Good Songs Become Bad Songs Become Good Songs

My friends and I pose for a photo in my dormitory at the University of Oklahoma in early 1983. The image was made on Kodak Ektachrome Infrared slide film, and the scan is labeled "Dorm Rats" on my hard drive. You will notice behind me a collection of phonograph albums. At that time, it was mostly Pink Floyd, Kansas, and Journey.
My friends and I pose for a photo in my dormitory at the University of Oklahoma in early 1983. The image was made on Kodak Ektachrome Infrared slide film, and the scan is labeled “Dorm Rats” on my hard drive. You will notice behind me a collection of phonograph albums. At that time, it was mostly Pink Floyd, Kansas, and Journey.

Dan most recently challenged me to review Rearviewmirror by Pearl Jam. Dan’s really getting into 1990s grunge/garage recently, and I approve of this message.

It took me a while to get down to listening, but I am now, and I like it. It’s got that “I don’t care what the record producers says, let’s jam” sound to it.

────────────────

» WORK TO COMPLETE
A: Decide whether each statement agrees with the post: (i) The photo was made on Kodak Ektachrome Infrared slide film. (ii) Dan challenged the writer to review a Pink Floyd album. (iii) The writer likes the song after listening to it. Answer yes or no for each, and quote the words of the post that settle it.
B: Write out the passage of the post starting with "Good Songs Become" and going on through "of this message.", swapping "Journey" for "Genesis".

» SUPPLIED RECORDS

────────────────

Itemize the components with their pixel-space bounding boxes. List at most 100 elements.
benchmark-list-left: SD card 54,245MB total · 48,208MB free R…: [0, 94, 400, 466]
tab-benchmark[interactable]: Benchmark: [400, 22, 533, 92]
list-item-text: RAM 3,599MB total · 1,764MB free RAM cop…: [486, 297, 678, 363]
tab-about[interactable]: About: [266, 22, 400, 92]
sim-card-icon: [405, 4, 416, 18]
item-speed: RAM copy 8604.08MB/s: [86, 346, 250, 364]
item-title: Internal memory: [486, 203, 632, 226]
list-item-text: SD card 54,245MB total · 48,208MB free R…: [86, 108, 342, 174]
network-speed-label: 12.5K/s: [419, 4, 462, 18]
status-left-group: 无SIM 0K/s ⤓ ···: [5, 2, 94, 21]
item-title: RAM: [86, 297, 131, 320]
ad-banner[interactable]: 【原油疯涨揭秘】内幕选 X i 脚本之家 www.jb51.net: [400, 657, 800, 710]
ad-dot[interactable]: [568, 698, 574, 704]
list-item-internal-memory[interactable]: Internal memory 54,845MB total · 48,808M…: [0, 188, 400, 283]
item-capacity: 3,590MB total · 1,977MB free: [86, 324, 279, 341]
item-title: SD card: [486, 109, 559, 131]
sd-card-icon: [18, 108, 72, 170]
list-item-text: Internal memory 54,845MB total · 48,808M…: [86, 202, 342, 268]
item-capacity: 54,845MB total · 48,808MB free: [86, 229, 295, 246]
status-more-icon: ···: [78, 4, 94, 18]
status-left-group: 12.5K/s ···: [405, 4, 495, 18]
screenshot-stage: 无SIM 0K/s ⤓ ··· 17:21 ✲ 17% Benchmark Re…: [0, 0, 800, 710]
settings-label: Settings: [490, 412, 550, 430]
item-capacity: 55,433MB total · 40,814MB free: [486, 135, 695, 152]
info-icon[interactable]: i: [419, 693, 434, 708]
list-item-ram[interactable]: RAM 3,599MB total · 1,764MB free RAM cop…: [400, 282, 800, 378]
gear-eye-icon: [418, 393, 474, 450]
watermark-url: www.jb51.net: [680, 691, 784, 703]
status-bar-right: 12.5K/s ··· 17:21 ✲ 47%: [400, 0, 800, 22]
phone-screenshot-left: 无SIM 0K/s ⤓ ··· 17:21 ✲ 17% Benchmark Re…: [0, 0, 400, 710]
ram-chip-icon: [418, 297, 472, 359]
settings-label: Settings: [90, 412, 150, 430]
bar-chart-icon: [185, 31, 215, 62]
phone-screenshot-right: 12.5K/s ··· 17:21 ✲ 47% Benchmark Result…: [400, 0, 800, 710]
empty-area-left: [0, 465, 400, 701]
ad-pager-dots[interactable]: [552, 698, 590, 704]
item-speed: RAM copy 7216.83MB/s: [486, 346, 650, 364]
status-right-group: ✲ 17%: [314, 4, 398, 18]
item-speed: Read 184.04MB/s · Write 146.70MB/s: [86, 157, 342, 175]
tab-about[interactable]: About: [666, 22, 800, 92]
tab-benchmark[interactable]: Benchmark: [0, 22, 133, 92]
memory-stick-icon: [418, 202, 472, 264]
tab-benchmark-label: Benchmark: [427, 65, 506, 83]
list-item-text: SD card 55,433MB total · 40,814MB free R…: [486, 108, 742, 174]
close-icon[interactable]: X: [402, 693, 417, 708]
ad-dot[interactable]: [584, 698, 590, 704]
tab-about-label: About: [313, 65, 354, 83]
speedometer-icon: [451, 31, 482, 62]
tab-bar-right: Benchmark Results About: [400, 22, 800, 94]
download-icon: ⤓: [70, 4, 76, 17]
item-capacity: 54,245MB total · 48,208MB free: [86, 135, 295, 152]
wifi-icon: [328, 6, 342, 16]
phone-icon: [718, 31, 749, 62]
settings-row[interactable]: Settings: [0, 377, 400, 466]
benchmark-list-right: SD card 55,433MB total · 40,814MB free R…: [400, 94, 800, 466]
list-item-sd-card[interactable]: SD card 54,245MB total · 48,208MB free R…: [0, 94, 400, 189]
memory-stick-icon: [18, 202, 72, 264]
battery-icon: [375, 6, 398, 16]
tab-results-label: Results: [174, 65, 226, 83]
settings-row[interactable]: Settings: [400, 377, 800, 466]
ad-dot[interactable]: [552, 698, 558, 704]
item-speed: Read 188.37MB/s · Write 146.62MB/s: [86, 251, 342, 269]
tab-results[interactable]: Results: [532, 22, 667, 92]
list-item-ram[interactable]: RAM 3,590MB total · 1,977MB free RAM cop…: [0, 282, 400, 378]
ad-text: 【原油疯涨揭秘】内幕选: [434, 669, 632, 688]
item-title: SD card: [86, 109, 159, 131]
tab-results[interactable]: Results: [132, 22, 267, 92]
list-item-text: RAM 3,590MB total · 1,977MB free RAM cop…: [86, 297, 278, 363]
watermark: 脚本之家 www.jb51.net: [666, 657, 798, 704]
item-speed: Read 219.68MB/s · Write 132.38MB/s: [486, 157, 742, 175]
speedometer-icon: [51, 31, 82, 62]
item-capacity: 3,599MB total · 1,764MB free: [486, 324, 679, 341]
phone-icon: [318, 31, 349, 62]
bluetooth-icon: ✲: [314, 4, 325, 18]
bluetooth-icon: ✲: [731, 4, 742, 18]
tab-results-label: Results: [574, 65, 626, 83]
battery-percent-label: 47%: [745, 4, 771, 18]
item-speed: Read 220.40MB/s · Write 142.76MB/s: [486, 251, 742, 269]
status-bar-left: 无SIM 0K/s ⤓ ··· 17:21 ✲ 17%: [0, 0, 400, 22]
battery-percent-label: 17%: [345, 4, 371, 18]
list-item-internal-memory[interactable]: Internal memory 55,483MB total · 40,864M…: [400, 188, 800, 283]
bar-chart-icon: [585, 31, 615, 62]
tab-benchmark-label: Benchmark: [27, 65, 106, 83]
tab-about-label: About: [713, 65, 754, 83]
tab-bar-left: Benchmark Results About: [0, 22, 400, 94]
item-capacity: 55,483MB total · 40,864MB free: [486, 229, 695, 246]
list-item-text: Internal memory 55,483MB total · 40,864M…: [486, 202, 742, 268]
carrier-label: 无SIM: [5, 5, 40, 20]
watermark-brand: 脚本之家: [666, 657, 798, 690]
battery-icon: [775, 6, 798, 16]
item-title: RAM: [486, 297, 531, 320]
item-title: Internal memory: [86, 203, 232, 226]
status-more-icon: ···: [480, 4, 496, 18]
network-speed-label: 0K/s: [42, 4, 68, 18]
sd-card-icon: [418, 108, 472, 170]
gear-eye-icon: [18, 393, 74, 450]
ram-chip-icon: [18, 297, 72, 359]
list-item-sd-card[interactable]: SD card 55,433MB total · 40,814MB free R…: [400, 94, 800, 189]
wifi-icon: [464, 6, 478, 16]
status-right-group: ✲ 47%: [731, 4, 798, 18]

────────────────

» RESPONSES IN ORDER
A:
(i) Yes: "The image was made on Kodak Ektachrome Infrared slide film"
(ii) No: "Dan most recently challenged me to review Rearviewmirror by Pearl Jam."
(iii) Yes: "I am now, and I like it."

B:
Good Songs Become Bad Songs Become Good Songs

My friends and I pose for a photo in my dormitory at the University of Oklahoma in early 1983. The image was made on Kodak Ektachrome Infrared slide film, and the scan is labeled "Dorm Rats" on my hard drive. You will notice behind me a collection of phonograph albums. At that time, it was mostly Pink Floyd, Kansas, and Genesis.
My friends and I pose for a photo in my dormitory at the University of Oklahoma in early 1983. The image was made on Kodak Ektachrome Infrared slide film, and the scan is labeled “Dorm Rats” on my hard drive. You will notice behind me a collection of phonograph albums. At that time, it was mostly Pink Floyd, Kansas, and Genesis.

Dan most recently challenged me to review Rearviewmirror by Pearl Jam. Dan’s really getting into 1990s grunge/garage recently, and I approve of this message.